--- GOAL ---
Restate, word for word, all of the material shown below.

==========

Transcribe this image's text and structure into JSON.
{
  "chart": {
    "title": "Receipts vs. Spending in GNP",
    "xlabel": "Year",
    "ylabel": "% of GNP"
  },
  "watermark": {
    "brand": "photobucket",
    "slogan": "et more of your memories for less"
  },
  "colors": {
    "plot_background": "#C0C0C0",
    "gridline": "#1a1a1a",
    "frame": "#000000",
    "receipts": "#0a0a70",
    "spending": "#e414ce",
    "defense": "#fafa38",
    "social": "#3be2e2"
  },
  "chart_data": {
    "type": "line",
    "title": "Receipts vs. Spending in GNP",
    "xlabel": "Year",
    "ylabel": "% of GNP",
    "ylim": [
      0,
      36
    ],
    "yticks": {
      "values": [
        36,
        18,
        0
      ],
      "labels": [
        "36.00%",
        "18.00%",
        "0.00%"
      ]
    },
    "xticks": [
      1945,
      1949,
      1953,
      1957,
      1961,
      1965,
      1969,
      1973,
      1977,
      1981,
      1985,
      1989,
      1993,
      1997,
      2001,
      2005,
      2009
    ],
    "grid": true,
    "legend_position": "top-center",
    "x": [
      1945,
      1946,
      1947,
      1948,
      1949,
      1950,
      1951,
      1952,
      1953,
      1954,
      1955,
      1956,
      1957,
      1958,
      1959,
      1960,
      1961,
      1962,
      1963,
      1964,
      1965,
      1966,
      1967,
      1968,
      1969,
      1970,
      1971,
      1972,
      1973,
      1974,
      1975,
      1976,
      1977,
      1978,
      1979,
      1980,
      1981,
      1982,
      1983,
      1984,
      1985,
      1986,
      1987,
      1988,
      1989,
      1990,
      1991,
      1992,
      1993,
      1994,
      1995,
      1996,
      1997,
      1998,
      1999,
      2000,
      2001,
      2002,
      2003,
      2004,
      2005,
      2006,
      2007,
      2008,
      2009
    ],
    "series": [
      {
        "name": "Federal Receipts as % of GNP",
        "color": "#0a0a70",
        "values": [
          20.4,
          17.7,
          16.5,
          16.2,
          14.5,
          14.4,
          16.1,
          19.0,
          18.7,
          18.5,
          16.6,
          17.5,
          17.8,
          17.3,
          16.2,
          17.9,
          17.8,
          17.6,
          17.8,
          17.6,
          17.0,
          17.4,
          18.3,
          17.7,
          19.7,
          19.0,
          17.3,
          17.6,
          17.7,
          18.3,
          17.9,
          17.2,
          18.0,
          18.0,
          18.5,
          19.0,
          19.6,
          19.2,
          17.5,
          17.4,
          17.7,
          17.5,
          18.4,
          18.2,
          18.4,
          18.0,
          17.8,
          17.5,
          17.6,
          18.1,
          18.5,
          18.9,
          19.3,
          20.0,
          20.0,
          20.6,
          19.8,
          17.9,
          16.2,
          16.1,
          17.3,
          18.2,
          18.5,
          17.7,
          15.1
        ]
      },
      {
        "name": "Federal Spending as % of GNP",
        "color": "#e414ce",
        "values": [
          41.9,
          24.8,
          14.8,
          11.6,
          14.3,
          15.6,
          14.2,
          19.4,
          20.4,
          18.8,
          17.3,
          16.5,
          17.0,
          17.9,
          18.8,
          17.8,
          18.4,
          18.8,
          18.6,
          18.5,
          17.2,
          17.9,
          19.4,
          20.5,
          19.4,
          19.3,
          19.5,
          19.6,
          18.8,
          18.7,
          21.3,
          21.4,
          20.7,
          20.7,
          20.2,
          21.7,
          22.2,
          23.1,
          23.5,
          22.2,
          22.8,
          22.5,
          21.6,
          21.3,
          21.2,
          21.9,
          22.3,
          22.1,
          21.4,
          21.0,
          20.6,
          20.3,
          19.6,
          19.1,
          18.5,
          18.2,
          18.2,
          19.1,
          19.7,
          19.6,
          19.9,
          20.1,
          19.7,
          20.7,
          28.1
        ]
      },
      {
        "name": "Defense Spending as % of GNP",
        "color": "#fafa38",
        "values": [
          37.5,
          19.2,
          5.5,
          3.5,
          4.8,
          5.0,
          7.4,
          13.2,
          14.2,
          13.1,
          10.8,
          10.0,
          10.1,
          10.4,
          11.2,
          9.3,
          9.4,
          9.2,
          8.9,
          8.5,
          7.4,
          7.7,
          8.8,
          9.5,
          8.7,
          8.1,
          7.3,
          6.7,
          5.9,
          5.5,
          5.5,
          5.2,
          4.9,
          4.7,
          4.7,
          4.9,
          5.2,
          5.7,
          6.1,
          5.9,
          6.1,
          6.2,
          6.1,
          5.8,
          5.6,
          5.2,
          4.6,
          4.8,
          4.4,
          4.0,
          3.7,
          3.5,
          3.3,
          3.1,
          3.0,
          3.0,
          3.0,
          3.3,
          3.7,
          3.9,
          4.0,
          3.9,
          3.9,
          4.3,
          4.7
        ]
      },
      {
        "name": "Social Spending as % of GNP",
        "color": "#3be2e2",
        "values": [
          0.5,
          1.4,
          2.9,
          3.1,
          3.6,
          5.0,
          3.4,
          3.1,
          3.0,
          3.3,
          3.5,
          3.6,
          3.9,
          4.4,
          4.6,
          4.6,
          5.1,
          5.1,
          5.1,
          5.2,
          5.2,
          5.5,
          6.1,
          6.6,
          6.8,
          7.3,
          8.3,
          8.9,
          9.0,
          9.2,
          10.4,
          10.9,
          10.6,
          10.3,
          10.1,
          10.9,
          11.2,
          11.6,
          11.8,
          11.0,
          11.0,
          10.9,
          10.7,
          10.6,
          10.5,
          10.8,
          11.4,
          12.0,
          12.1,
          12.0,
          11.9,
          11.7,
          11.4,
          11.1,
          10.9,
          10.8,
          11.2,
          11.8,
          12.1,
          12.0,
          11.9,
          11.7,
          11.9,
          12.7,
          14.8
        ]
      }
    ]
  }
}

==========

--- WRITTEN ANSWER ---
Transcribe this image's text and structure into JSON.
{
  "chart": {
    "title": "Receipts vs. Spending in GNP",
    "xlabel": "Year",
    "ylabel": "% of GNP"
  },
  "watermark": {
    "brand": "photobucket",
    "slogan": "et more of your memories for less"
  },
  "colors": {
    "plot_background": "#C0C0C0",
    "gridline": "#1a1a1a",
    "frame": "#000000",
    "receipts": "#0a0a70",
    "spending": "#e414ce",
    "defense": "#fafa38",
    "social": "#3be2e2"
  },
  "chart_data": {
    "type": "line",
    "title": "Receipts vs. Spending in GNP",
    "xlabel": "Year",
    "ylabel": "% of GNP",
    "ylim": [
      0,
      36
    ],
    "yticks": {
      "values": [
        36,
        18,
        0
      ],
      "labels": [
        "36.00%",
        "18.00%",
        "0.00%"
      ]
    },
    "xticks": [
      1945,
      1949,
      1953,
      1957,
      1961,
      1965,
      1969,
      1973,
      1977,
      1981,
      1985,
      1989,
      1993,
      1997,
      2001,
      2005,
      2009
    ],
    "grid": true,
    "legend_position": "top-center",
    "x": [
      1945,
      1946,
      1947,
      1948,
      1949,
      1950,
      1951,
      1952,
      1953,
      1954,
      1955,
      1956,
      1957,
      1958,
      1959,
      1960,
      1961,
      1962,
      1963,
      1964,
      1965,
      1966,
      1967,
      1968,
      1969,
      1970,
      1971,
      1972,
      1973,
      1974,
      1975,
      1976,
      1977,
      1978,
      1979,
      1980,
      1981,
      1982,
      1983,
      1984,
      1985,
      1986,
      1987,
      1988,
      1989,
      1990,
      1991,
      1992,
      1993,
      1994,
      1995,
      1996,
      1997,
      1998,
      1999,
      2000,
      2001,
      2002,
      2003,
      2004,
      2005,
      2006,
      2007,
      2008,
      2009
    ],
    "series": [
      {
        "name": "Federal Receipts as % of GNP",
        "color": "#0a0a70",
        "values": [
          20.4,
          17.7,
          16.5,
          16.2,
          14.5,
          14.4,
          16.1,
          19.0,
          18.7,
          18.5,
          16.6,
          17.5,
          17.8,
          17.3,
          16.2,
          17.9,
          17.8,
          17.6,
          17.8,
          17.6,
          17.0,
          17.4,
          18.3,
          17.7,
          19.7,
          19.0,
          17.3,
          17.6,
          17.7,
          18.3,
          17.9,
          17.2,
          18.0,
          18.0,
          18.5,
          19.0,
          19.6,
          19.2,
          17.5,
          17.4,
          17.7,
          17.5,
          18.4,
          18.2,
          18.4,
          18.0,
          17.8,
          17.5,
          17.6,
          18.1,
          18.5,
          18.9,
          19.3,
          20.0,
          20.0,
          20.6,
          19.8,
          17.9,
          16.2,
          16.1,
          17.3,
          18.2,
          18.5,
          17.7,
          15.1
        ]
      },
      {
        "name": "Federal Spending as % of GNP",
        "color": "#e414ce",
        "values": [
          41.9,
          24.8,
          14.8,
          11.6,
          14.3,
          15.6,
          14.2,
          19.4,
          20.4,
          18.8,
          17.3,
          16.5,
          17.0,
          17.9,
          18.8,
          17.8,
          18.4,
          18.8,
          18.6,
          18.5,
          17.2,
          17.9,
          19.4,
          20.5,
          19.4,
          19.3,
          19.5,
          19.6,
          18.8,
          18.7,
          21.3,
          21.4,
          20.7,
          20.7,
          20.2,
          21.7,
          22.2,
          23.1,
          23.5,
          22.2,
          22.8,
          22.5,
          21.6,
          21.3,
          21.2,
          21.9,
          22.3,
          22.1,
          21.4,
          21.0,
          20.6,
          20.3,
          19.6,
          19.1,
          18.5,
          18.2,
          18.2,
          19.1,
          19.7,
          19.6,
          19.9,
          20.1,
          19.7,
          20.7,
          28.1
        ]
      },
      {
        "name": "Defense Spending as % of GNP",
        "color": "#fafa38",
        "values": [
          37.5,
          19.2,
          5.5,
          3.5,
          4.8,
          5.0,
          7.4,
          13.2,
          14.2,
          13.1,
          10.8,
          10.0,
          10.1,
          10.4,
          11.2,
          9.3,
          9.4,
          9.2,
          8.9,
          8.5,
          7.4,
          7.7,
          8.8,
          9.5,
          8.7,
          8.1,
          7.3,
          6.7,
          5.9,
          5.5,
          5.5,
          5.2,
          4.9,
          4.7,
          4.7,
          4.9,
          5.2,
          5.7,
          6.1,
          5.9,
          6.1,
          6.2,
          6.1,
          5.8,
          5.6,
          5.2,
          4.6,
          4.8,
          4.4,
          4.0,
          3.7,
          3.5,
          3.3,
          3.1,
          3.0,
          3.0,
          3.0,
          3.3,
          3.7,
          3.9,
          4.0,
          3.9,
          3.9,
          4.3,
          4.7
        ]
      },
      {
        "name": "Social Spending as % of GNP",
        "color": "#3be2e2",
        "values": [
          0.5,
          1.4,
          2.9,
          3.1,
          3.6,
          5.0,
          3.4,
          3.1,
          3.0,
          3.3,
          3.5,
          3.6,
          3.9,
          4.4,
          4.6,
          4.6,
          5.1,
          5.1,
          5.1,
          5.2,
          5.2,
          5.5,
          6.1,
          6.6,
          6.8,
          7.3,
          8.3,
          8.9,
          9.0,
          9.2,
          10.4,
          10.9,
          10.6,
          10.3,
          10.1,
          10.9,
          11.2,
          11.6,
          11.8,
          11.0,
          11.0,
          10.9,
          10.7,
          10.6,
          10.5,
          10.8,
          11.4,
          12.0,
          12.1,
          12.0,
          11.9,
          11.7,
          11.4,
          11.1,
          10.9,
          10.8,
          11.2,
          11.8,
          12.1,
          12.0,
          11.9,
          11.7,
          11.9,
          12.7,
          14.8
        ]
      }
    ]
  }
}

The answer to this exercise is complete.